** START **
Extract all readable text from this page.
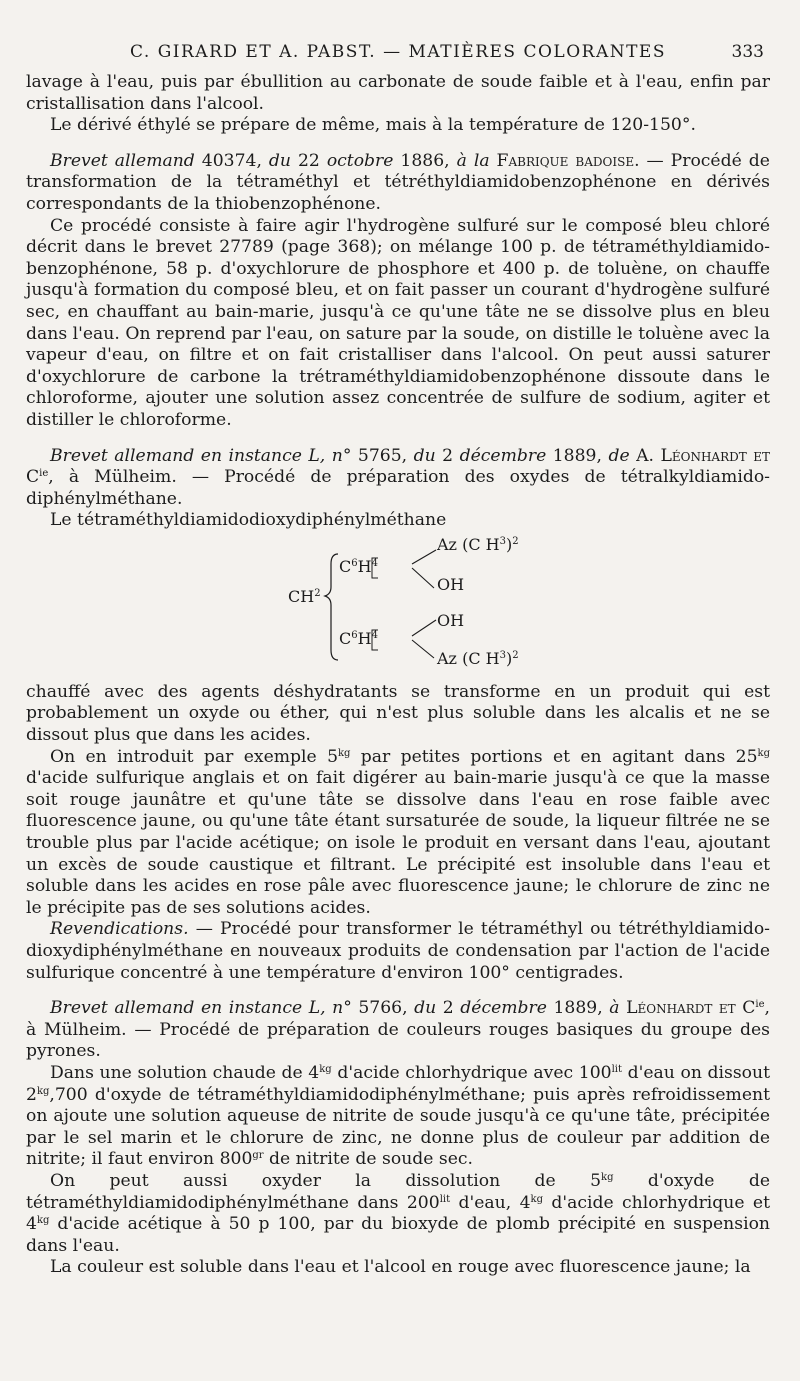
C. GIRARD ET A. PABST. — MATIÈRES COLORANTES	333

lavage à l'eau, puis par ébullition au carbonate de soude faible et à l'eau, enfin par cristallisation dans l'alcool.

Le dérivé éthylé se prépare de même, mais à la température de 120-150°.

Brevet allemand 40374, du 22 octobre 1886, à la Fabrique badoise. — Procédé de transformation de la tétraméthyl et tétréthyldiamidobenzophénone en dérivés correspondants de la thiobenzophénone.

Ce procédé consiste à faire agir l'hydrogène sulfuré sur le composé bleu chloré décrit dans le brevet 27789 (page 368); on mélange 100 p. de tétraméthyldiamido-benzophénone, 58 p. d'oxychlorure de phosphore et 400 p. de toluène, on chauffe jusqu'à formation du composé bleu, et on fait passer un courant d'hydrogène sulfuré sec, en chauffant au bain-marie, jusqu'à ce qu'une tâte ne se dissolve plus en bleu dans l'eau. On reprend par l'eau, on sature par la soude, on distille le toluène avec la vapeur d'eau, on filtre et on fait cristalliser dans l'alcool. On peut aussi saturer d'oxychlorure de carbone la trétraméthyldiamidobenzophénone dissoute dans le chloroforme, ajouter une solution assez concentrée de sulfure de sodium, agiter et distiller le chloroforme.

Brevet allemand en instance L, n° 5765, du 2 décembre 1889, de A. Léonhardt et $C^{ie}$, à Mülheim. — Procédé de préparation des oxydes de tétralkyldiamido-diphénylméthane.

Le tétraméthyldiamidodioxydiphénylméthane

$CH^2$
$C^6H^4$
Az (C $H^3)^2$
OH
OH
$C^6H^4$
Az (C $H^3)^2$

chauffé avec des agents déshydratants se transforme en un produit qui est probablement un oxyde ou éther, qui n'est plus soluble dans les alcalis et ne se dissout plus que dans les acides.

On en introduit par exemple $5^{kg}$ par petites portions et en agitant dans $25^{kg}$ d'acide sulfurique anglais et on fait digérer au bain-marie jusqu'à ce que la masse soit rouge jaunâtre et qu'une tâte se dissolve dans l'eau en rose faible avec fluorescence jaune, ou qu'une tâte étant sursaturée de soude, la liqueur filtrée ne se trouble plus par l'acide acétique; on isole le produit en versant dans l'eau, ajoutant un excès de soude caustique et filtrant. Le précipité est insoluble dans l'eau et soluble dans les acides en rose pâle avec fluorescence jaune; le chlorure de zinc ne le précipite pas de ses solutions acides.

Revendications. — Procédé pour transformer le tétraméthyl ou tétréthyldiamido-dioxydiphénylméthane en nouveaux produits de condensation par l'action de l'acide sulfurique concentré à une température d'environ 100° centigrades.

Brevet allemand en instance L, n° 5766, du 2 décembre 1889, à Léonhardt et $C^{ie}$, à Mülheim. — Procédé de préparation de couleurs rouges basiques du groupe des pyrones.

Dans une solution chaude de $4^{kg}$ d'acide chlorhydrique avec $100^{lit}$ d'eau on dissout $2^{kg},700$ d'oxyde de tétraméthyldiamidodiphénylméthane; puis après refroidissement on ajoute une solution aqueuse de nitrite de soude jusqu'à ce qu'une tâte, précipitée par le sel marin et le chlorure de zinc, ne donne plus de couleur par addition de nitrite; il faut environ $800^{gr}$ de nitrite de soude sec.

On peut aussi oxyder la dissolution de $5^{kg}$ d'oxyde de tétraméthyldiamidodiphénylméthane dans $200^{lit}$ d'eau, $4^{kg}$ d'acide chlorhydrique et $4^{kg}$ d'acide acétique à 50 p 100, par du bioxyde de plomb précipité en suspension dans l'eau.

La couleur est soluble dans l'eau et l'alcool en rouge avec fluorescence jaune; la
** END **
** START **
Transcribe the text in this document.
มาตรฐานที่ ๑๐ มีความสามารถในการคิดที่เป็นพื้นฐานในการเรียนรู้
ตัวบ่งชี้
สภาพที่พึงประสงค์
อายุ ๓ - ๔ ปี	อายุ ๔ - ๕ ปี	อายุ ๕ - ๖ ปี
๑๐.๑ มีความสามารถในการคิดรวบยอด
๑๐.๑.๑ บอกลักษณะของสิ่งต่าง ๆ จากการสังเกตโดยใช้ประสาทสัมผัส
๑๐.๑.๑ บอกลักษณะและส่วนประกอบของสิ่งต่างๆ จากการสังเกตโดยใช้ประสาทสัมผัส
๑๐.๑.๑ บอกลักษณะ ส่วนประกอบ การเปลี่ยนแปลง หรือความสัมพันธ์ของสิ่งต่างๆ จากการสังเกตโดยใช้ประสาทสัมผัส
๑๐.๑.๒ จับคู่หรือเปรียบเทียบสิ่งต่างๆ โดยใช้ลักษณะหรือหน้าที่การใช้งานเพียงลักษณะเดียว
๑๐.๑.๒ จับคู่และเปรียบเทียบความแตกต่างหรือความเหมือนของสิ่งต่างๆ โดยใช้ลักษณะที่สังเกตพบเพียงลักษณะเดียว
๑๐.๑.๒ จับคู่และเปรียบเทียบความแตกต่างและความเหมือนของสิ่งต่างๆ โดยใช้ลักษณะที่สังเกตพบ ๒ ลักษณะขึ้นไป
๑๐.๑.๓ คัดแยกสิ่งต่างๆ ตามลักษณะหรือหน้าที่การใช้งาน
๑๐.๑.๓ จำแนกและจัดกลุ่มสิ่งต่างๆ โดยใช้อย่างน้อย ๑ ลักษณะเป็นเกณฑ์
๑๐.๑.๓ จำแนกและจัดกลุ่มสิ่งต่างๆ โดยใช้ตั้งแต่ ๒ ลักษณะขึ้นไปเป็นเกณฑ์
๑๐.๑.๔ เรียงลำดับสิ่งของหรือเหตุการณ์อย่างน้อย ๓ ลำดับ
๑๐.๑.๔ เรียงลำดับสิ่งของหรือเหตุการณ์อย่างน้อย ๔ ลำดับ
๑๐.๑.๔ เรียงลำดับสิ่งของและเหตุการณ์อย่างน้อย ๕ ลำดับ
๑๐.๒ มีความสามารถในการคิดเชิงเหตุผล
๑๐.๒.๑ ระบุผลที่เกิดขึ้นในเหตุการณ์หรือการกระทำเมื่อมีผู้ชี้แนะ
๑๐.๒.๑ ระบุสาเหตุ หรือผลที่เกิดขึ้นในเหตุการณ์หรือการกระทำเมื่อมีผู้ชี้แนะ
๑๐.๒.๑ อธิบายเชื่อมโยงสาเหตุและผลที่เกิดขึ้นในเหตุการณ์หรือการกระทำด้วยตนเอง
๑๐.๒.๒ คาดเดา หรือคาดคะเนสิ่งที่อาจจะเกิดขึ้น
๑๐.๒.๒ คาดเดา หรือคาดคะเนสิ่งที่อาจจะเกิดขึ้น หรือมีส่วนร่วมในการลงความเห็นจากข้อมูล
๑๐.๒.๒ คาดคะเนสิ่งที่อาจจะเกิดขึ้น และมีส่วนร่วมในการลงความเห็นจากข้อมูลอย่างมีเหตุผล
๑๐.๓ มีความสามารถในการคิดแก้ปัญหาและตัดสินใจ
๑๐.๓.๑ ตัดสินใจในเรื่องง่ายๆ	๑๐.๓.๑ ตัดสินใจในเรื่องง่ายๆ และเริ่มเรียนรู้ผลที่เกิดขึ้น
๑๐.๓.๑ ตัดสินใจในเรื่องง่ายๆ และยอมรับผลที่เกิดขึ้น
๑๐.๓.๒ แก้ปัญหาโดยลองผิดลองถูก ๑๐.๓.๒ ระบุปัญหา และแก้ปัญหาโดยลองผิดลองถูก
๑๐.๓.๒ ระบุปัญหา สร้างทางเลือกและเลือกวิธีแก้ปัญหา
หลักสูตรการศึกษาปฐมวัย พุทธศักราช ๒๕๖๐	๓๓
** END **
From the listing above, collect every line that mentions the word "text".

Extract all readable text from this page.
Transcribe the text in this document.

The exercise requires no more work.